• **TASK PROMPT**
From the records, pick out and copy each line containing "center".

• **RECORDS FOR THIS TASK**

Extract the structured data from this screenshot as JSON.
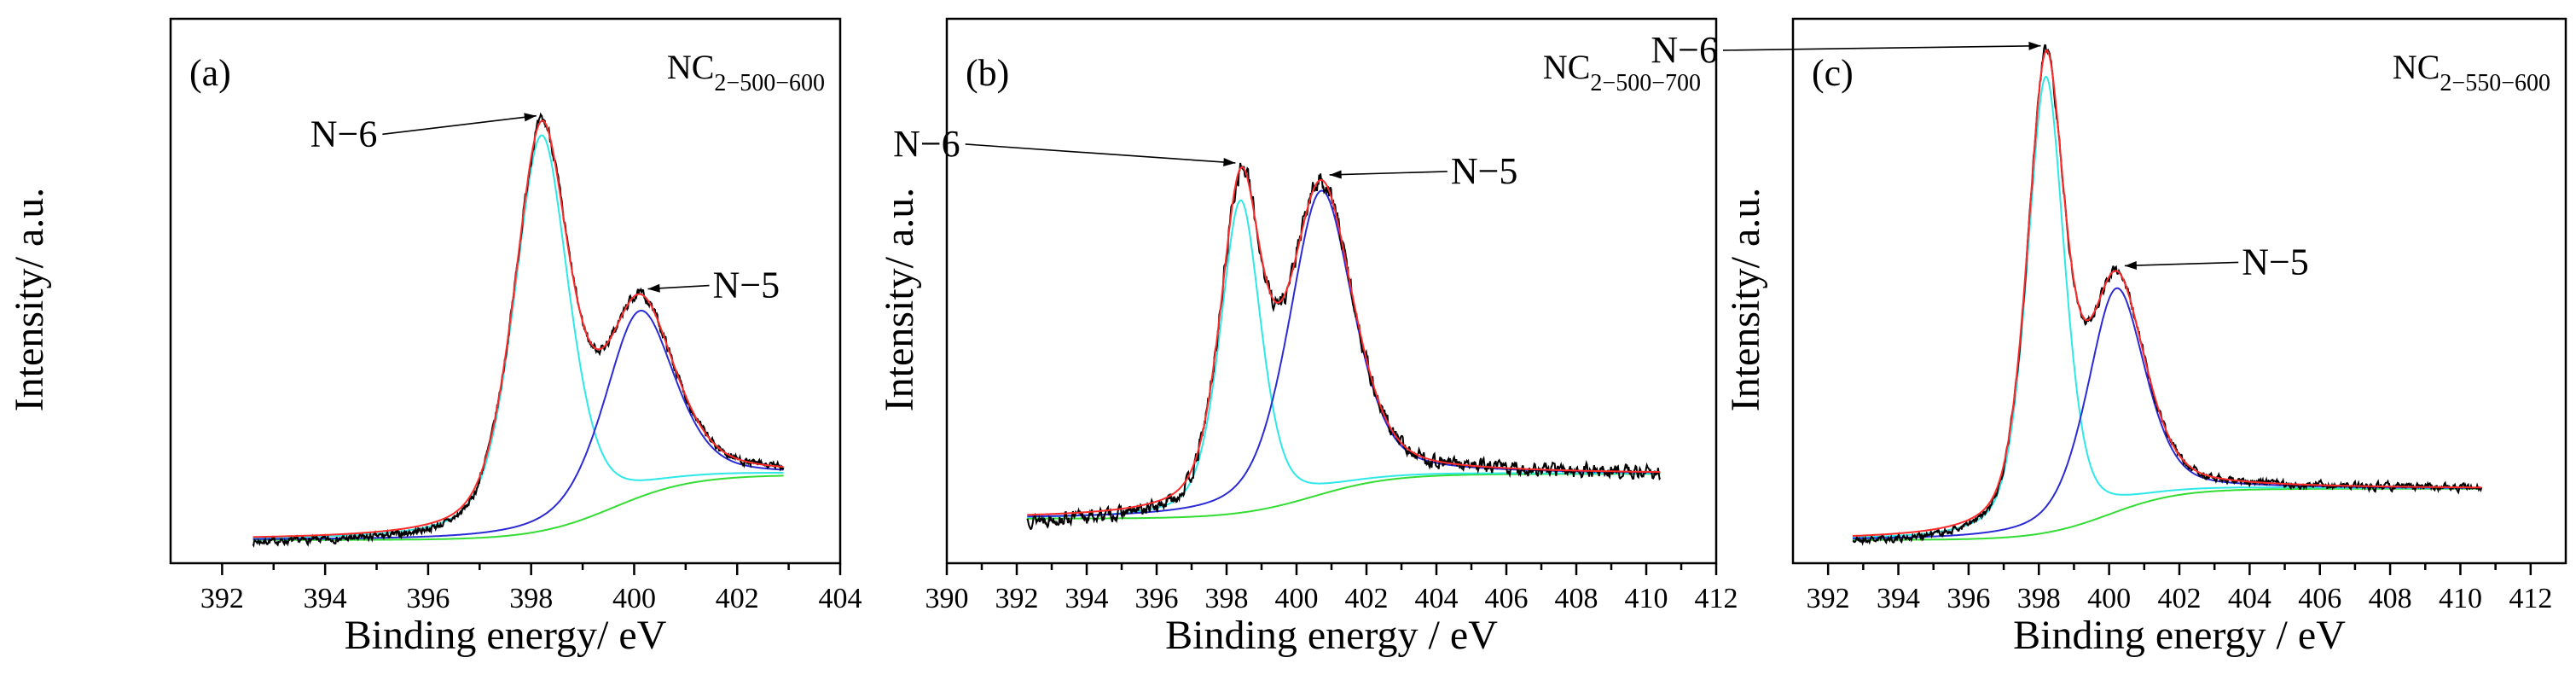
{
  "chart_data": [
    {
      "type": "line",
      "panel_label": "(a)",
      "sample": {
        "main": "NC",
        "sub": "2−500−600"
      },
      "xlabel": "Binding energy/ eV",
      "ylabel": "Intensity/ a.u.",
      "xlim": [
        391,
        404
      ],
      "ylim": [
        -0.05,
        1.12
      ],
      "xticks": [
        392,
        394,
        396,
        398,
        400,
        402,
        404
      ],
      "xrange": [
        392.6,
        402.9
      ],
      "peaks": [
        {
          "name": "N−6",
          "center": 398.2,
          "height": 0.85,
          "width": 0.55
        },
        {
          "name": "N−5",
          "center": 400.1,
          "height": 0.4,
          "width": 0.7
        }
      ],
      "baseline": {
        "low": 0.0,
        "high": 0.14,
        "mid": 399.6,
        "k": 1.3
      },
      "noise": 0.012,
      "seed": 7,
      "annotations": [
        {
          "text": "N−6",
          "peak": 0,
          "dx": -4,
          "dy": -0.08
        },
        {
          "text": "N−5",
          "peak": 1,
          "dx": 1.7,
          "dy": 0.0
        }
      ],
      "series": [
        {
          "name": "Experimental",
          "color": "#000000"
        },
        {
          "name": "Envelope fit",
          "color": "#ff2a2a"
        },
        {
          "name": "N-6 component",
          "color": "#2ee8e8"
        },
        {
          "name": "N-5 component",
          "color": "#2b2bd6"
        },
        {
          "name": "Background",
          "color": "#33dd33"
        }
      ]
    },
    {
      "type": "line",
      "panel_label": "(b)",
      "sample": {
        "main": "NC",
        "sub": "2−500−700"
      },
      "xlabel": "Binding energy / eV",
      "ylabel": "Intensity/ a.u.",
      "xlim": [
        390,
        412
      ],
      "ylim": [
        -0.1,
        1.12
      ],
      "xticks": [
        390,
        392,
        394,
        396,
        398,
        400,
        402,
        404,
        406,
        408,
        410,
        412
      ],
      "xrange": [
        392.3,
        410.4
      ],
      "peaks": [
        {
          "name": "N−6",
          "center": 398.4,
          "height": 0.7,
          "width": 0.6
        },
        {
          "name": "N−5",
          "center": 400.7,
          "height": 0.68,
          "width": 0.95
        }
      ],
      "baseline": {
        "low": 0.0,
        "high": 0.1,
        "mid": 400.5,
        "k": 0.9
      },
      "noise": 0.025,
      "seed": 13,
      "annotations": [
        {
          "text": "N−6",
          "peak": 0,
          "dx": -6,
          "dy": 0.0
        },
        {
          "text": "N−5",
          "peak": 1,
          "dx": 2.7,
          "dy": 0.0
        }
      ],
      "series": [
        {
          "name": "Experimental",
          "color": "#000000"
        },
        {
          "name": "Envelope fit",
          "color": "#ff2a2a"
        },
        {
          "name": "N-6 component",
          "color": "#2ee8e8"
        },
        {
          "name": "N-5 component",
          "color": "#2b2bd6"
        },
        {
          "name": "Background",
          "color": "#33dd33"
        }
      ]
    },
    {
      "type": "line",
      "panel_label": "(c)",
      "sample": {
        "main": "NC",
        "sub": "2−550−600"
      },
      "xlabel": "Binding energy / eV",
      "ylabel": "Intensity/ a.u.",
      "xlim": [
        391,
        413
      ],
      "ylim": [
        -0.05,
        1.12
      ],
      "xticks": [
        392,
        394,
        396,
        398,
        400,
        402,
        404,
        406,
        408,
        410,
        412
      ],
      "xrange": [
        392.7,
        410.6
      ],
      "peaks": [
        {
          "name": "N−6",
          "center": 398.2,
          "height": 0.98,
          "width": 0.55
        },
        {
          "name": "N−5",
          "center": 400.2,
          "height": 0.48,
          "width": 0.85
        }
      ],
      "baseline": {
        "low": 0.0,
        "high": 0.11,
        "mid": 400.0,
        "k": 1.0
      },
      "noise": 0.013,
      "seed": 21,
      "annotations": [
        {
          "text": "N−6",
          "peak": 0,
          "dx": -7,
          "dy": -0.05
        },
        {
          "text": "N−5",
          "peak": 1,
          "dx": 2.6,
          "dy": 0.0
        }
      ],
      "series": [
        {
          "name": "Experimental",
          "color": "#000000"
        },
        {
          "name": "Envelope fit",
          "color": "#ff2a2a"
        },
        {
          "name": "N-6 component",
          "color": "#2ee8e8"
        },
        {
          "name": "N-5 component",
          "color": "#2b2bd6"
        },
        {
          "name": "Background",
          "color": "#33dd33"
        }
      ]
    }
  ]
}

• **TASK RESULT**
          "center": 398.2,
          "center": 400.1,
          "center": 398.4,
          "center": 400.7,
          "center": 398.2,
          "center": 400.2,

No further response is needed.